Instructions to follow. Give the data below again exactly as it stands. Omit the pictures.

Collected data entries
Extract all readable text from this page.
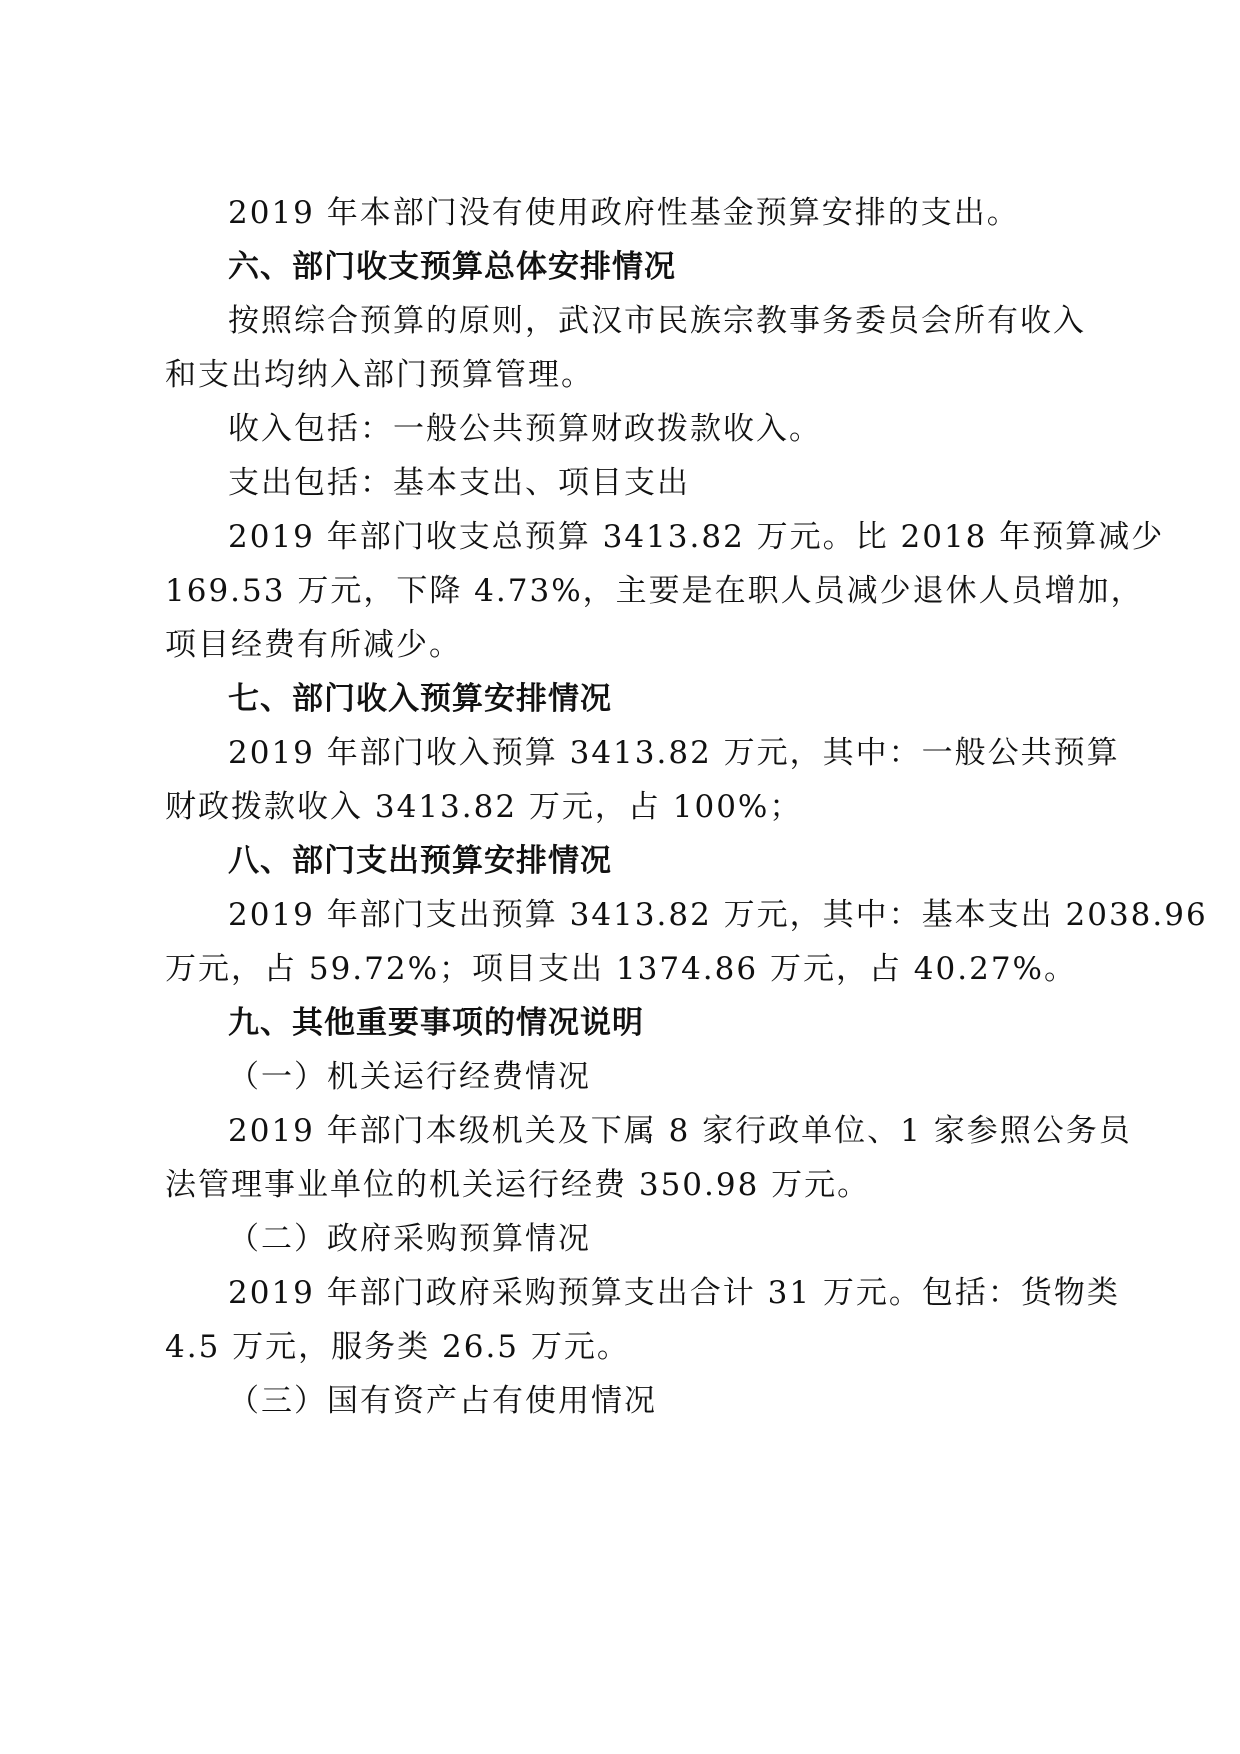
2019 年本部门没有使用政府性基金预算安排的支出。
六、部门收支预算总体安排情况
按照综合预算的原则，武汉市民族宗教事务委员会所有收入
和支出均纳入部门预算管理。
收入包括：一般公共预算财政拨款收入。
支出包括：基本支出、项目支出
2019 年部门收支总预算 3413.82 万元。比 2018 年预算减少
169.53 万元，下降 4.73%，主要是在职人员减少退休人员增加，
项目经费有所减少。
七、部门收入预算安排情况
2019 年部门收入预算 3413.82 万元，其中：一般公共预算
财政拨款收入 3413.82 万元，占 100%；
八、部门支出预算安排情况
2019 年部门支出预算 3413.82 万元，其中：基本支出 2038.96
万元，占 59.72%；项目支出 1374.86 万元，占 40.27%。
九、其他重要事项的情况说明
（一）机关运行经费情况
2019 年部门本级机关及下属 8 家行政单位、1 家参照公务员
法管理事业单位的机关运行经费 350.98 万元。
（二）政府采购预算情况
2019 年部门政府采购预算支出合计 31 万元。包括：货物类
4.5 万元，服务类 26.5 万元。
（三）国有资产占有使用情况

Exercise answer.
Extract all readable text from this page.
2019 年本部门没有使用政府性基金预算安排的支出。
六、部门收支预算总体安排情况
按照综合预算的原则，武汉市民族宗教事务委员会所有收入
和支出均纳入部门预算管理。
收入包括：一般公共预算财政拨款收入。
支出包括：基本支出、项目支出
2019 年部门收支总预算 3413.82 万元。比 2018 年预算减少
169.53 万元，下降 4.73%，主要是在职人员减少退休人员增加，
项目经费有所减少。
七、部门收入预算安排情况
2019 年部门收入预算 3413.82 万元，其中：一般公共预算
财政拨款收入 3413.82 万元，占 100%；
八、部门支出预算安排情况
2019 年部门支出预算 3413.82 万元，其中：基本支出 2038.96
万元，占 59.72%；项目支出 1374.86 万元，占 40.27%。
九、其他重要事项的情况说明
（一）机关运行经费情况
2019 年部门本级机关及下属 8 家行政单位、1 家参照公务员
法管理事业单位的机关运行经费 350.98 万元。
（二）政府采购预算情况
2019 年部门政府采购预算支出合计 31 万元。包括：货物类
4.5 万元，服务类 26.5 万元。
（三）国有资产占有使用情况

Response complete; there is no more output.